- **Stored dataset items**
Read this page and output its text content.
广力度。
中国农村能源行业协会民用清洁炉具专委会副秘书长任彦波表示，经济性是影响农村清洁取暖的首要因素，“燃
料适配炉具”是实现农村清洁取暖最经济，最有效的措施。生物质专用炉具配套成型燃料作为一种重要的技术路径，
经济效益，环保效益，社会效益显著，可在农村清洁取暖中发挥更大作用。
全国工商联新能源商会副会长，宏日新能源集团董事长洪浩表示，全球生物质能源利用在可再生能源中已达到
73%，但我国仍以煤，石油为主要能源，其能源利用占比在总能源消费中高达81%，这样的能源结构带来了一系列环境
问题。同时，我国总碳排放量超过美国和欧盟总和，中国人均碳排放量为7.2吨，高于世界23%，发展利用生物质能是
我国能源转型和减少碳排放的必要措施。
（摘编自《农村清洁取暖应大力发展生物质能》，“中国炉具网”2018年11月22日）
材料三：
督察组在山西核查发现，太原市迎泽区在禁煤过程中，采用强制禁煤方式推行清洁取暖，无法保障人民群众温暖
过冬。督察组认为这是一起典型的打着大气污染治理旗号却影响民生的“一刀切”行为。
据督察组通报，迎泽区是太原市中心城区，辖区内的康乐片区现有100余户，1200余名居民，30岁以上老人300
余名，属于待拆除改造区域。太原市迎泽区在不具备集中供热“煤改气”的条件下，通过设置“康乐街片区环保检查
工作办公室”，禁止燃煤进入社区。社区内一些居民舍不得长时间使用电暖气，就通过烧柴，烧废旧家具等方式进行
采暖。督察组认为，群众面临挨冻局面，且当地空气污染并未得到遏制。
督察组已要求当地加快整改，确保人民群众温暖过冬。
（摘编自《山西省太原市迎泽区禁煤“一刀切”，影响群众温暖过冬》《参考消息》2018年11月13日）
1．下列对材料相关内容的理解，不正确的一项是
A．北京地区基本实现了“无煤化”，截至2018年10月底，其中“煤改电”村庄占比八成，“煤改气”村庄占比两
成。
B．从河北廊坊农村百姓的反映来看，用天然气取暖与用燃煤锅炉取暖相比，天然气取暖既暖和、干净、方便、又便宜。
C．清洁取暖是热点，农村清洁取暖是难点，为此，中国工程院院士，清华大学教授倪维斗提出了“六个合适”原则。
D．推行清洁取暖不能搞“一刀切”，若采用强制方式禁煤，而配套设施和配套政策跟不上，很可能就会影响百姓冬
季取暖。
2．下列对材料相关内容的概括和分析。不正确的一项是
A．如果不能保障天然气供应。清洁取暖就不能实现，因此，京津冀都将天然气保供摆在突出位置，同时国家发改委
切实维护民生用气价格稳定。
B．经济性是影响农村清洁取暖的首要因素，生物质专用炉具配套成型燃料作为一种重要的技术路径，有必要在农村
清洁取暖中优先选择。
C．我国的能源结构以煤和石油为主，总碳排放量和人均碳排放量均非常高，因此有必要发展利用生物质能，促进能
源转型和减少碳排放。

- **PROBLEM DETAILS**
Return each line of the listing that holds the string "经济性是影响农村清洁取暖的首要因素".

- **WORKED SOLUTION**
中国农村能源行业协会民用清洁炉具专委会副秘书长任彦波表示，经济性是影响农村清洁取暖的首要因素，“燃
B．经济性是影响农村清洁取暖的首要因素，生物质专用炉具配套成型燃料作为一种重要的技术路径，有必要在农村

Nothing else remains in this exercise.